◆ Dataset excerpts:

=-=-=-=-=

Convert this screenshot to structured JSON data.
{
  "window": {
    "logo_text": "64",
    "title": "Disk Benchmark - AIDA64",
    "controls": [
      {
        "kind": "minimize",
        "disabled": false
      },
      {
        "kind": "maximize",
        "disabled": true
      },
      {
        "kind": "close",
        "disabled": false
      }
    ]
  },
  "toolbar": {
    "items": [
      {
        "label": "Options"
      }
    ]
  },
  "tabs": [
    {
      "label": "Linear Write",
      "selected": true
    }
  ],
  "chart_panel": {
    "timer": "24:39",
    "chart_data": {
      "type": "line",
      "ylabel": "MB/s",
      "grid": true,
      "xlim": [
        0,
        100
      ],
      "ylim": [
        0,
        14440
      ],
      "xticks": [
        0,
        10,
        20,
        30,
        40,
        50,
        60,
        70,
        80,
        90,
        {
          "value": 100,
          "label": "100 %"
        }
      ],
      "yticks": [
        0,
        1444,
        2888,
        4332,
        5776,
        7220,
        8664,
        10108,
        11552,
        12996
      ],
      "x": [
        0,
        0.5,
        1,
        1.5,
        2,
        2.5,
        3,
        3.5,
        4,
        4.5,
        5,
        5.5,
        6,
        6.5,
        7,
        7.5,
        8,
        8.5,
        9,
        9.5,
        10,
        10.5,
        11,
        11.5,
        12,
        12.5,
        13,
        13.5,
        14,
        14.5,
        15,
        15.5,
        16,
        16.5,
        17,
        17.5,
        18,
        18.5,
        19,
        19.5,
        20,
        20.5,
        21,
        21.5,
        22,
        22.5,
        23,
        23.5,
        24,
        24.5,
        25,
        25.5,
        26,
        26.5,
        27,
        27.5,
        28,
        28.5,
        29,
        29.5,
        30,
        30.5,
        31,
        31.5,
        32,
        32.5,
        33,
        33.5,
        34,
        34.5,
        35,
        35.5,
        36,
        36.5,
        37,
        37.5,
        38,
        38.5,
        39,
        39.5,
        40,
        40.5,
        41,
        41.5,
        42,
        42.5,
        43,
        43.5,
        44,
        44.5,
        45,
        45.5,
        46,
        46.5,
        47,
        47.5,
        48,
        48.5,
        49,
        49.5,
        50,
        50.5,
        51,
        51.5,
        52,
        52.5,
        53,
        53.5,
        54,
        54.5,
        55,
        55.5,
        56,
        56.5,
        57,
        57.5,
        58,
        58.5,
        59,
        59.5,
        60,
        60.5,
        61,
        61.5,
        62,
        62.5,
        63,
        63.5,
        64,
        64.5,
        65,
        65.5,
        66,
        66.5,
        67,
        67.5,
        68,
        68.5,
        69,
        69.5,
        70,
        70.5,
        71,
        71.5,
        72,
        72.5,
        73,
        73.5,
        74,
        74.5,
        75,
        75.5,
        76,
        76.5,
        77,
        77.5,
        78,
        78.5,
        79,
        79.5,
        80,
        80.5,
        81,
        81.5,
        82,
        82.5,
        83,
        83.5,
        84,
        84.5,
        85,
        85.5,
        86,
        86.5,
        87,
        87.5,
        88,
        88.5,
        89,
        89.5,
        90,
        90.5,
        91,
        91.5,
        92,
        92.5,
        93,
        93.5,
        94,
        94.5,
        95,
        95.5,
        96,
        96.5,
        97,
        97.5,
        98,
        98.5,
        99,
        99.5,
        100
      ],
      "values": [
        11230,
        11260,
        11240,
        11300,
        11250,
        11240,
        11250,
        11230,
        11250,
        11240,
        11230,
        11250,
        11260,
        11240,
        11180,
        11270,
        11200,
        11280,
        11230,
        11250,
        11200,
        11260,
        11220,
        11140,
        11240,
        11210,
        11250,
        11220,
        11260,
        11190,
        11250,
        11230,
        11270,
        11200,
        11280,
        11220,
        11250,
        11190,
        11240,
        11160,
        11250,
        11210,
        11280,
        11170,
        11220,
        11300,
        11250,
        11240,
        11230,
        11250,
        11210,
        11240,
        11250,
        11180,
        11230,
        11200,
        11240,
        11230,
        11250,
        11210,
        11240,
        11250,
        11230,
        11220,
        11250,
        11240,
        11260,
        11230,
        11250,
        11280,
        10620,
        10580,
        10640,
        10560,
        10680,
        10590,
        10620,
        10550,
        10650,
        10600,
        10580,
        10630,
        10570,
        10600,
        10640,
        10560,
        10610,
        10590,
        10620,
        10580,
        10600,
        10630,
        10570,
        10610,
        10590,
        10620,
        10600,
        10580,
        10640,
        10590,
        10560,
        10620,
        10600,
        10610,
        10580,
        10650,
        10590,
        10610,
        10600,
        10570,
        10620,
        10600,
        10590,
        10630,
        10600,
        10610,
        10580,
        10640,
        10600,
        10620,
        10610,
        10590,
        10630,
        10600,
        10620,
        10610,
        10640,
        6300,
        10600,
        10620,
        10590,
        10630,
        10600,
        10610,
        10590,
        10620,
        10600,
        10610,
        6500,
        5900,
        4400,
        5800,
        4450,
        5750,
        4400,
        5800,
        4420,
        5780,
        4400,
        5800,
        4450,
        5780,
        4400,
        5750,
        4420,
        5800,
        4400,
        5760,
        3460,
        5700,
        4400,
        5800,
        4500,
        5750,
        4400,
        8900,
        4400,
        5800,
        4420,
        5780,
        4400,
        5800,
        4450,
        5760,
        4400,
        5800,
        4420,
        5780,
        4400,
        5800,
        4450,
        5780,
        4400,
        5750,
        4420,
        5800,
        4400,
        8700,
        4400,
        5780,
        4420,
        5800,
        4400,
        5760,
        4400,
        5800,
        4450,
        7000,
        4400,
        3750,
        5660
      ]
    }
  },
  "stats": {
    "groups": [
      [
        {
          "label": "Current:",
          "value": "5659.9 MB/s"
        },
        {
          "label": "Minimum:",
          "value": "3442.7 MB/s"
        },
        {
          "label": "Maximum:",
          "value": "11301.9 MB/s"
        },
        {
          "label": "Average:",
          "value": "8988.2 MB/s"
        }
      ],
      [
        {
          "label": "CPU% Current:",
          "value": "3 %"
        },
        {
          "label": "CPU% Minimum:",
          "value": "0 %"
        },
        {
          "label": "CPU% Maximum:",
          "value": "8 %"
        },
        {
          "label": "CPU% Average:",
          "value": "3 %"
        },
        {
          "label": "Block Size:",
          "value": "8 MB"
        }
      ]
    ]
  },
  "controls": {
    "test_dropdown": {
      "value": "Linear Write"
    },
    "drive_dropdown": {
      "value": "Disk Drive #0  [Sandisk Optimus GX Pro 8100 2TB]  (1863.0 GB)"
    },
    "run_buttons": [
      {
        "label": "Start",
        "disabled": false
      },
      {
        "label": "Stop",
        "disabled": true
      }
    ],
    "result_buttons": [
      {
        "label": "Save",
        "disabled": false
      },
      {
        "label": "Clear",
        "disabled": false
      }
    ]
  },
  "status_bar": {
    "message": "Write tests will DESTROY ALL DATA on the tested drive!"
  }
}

=-=-=-=-=

◆ What is expected: Give back all the data exactly as written.

◆ Task answer:
Convert this screenshot to structured JSON data.
{
  "window": {
    "logo_text": "64",
    "title": "Disk Benchmark - AIDA64",
    "controls": [
      {
        "kind": "minimize",
        "disabled": false
      },
      {
        "kind": "maximize",
        "disabled": true
      },
      {
        "kind": "close",
        "disabled": false
      }
    ]
  },
  "toolbar": {
    "items": [
      {
        "label": "Options"
      }
    ]
  },
  "tabs": [
    {
      "label": "Linear Write",
      "selected": true
    }
  ],
  "chart_panel": {
    "timer": "24:39",
    "chart_data": {
      "type": "line",
      "ylabel": "MB/s",
      "grid": true,
      "xlim": [
        0,
        100
      ],
      "ylim": [
        0,
        14440
      ],
      "xticks": [
        0,
        10,
        20,
        30,
        40,
        50,
        60,
        70,
        80,
        90,
        {
          "value": 100,
          "label": "100 %"
        }
      ],
      "yticks": [
        0,
        1444,
        2888,
        4332,
        5776,
        7220,
        8664,
        10108,
        11552,
        12996
      ],
      "x": [
        0,
        0.5,
        1,
        1.5,
        2,
        2.5,
        3,
        3.5,
        4,
        4.5,
        5,
        5.5,
        6,
        6.5,
        7,
        7.5,
        8,
        8.5,
        9,
        9.5,
        10,
        10.5,
        11,
        11.5,
        12,
        12.5,
        13,
        13.5,
        14,
        14.5,
        15,
        15.5,
        16,
        16.5,
        17,
        17.5,
        18,
        18.5,
        19,
        19.5,
        20,
        20.5,
        21,
        21.5,
        22,
        22.5,
        23,
        23.5,
        24,
        24.5,
        25,
        25.5,
        26,
        26.5,
        27,
        27.5,
        28,
        28.5,
        29,
        29.5,
        30,
        30.5,
        31,
        31.5,
        32,
        32.5,
        33,
        33.5,
        34,
        34.5,
        35,
        35.5,
        36,
        36.5,
        37,
        37.5,
        38,
        38.5,
        39,
        39.5,
        40,
        40.5,
        41,
        41.5,
        42,
        42.5,
        43,
        43.5,
        44,
        44.5,
        45,
        45.5,
        46,
        46.5,
        47,
        47.5,
        48,
        48.5,
        49,
        49.5,
        50,
        50.5,
        51,
        51.5,
        52,
        52.5,
        53,
        53.5,
        54,
        54.5,
        55,
        55.5,
        56,
        56.5,
        57,
        57.5,
        58,
        58.5,
        59,
        59.5,
        60,
        60.5,
        61,
        61.5,
        62,
        62.5,
        63,
        63.5,
        64,
        64.5,
        65,
        65.5,
        66,
        66.5,
        67,
        67.5,
        68,
        68.5,
        69,
        69.5,
        70,
        70.5,
        71,
        71.5,
        72,
        72.5,
        73,
        73.5,
        74,
        74.5,
        75,
        75.5,
        76,
        76.5,
        77,
        77.5,
        78,
        78.5,
        79,
        79.5,
        80,
        80.5,
        81,
        81.5,
        82,
        82.5,
        83,
        83.5,
        84,
        84.5,
        85,
        85.5,
        86,
        86.5,
        87,
        87.5,
        88,
        88.5,
        89,
        89.5,
        90,
        90.5,
        91,
        91.5,
        92,
        92.5,
        93,
        93.5,
        94,
        94.5,
        95,
        95.5,
        96,
        96.5,
        97,
        97.5,
        98,
        98.5,
        99,
        99.5,
        100
      ],
      "values": [
        11230,
        11260,
        11240,
        11300,
        11250,
        11240,
        11250,
        11230,
        11250,
        11240,
        11230,
        11250,
        11260,
        11240,
        11180,
        11270,
        11200,
        11280,
        11230,
        11250,
        11200,
        11260,
        11220,
        11140,
        11240,
        11210,
        11250,
        11220,
        11260,
        11190,
        11250,
        11230,
        11270,
        11200,
        11280,
        11220,
        11250,
        11190,
        11240,
        11160,
        11250,
        11210,
        11280,
        11170,
        11220,
        11300,
        11250,
        11240,
        11230,
        11250,
        11210,
        11240,
        11250,
        11180,
        11230,
        11200,
        11240,
        11230,
        11250,
        11210,
        11240,
        11250,
        11230,
        11220,
        11250,
        11240,
        11260,
        11230,
        11250,
        11280,
        10620,
        10580,
        10640,
        10560,
        10680,
        10590,
        10620,
        10550,
        10650,
        10600,
        10580,
        10630,
        10570,
        10600,
        10640,
        10560,
        10610,
        10590,
        10620,
        10580,
        10600,
        10630,
        10570,
        10610,
        10590,
        10620,
        10600,
        10580,
        10640,
        10590,
        10560,
        10620,
        10600,
        10610,
        10580,
        10650,
        10590,
        10610,
        10600,
        10570,
        10620,
        10600,
        10590,
        10630,
        10600,
        10610,
        10580,
        10640,
        10600,
        10620,
        10610,
        10590,
        10630,
        10600,
        10620,
        10610,
        10640,
        6300,
        10600,
        10620,
        10590,
        10630,
        10600,
        10610,
        10590,
        10620,
        10600,
        10610,
        6500,
        5900,
        4400,
        5800,
        4450,
        5750,
        4400,
        5800,
        4420,
        5780,
        4400,
        5800,
        4450,
        5780,
        4400,
        5750,
        4420,
        5800,
        4400,
        5760,
        3460,
        5700,
        4400,
        5800,
        4500,
        5750,
        4400,
        8900,
        4400,
        5800,
        4420,
        5780,
        4400,
        5800,
        4450,
        5760,
        4400,
        5800,
        4420,
        5780,
        4400,
        5800,
        4450,
        5780,
        4400,
        5750,
        4420,
        5800,
        4400,
        8700,
        4400,
        5780,
        4420,
        5800,
        4400,
        5760,
        4400,
        5800,
        4450,
        7000,
        4400,
        3750,
        5660
      ]
    }
  },
  "stats": {
    "groups": [
      [
        {
          "label": "Current:",
          "value": "5659.9 MB/s"
        },
        {
          "label": "Minimum:",
          "value": "3442.7 MB/s"
        },
        {
          "label": "Maximum:",
          "value": "11301.9 MB/s"
        },
        {
          "label": "Average:",
          "value": "8988.2 MB/s"
        }
      ],
      [
        {
          "label": "CPU% Current:",
          "value": "3 %"
        },
        {
          "label": "CPU% Minimum:",
          "value": "0 %"
        },
        {
          "label": "CPU% Maximum:",
          "value": "8 %"
        },
        {
          "label": "CPU% Average:",
          "value": "3 %"
        },
        {
          "label": "Block Size:",
          "value": "8 MB"
        }
      ]
    ]
  },
  "controls": {
    "test_dropdown": {
      "value": "Linear Write"
    },
    "drive_dropdown": {
      "value": "Disk Drive #0  [Sandisk Optimus GX Pro 8100 2TB]  (1863.0 GB)"
    },
    "run_buttons": [
      {
        "label": "Start",
        "disabled": false
      },
      {
        "label": "Stop",
        "disabled": true
      }
    ],
    "result_buttons": [
      {
        "label": "Save",
        "disabled": false
      },
      {
        "label": "Clear",
        "disabled": false
      }
    ]
  },
  "status_bar": {
    "message": "Write tests will DESTROY ALL DATA on the tested drive!"
  }
}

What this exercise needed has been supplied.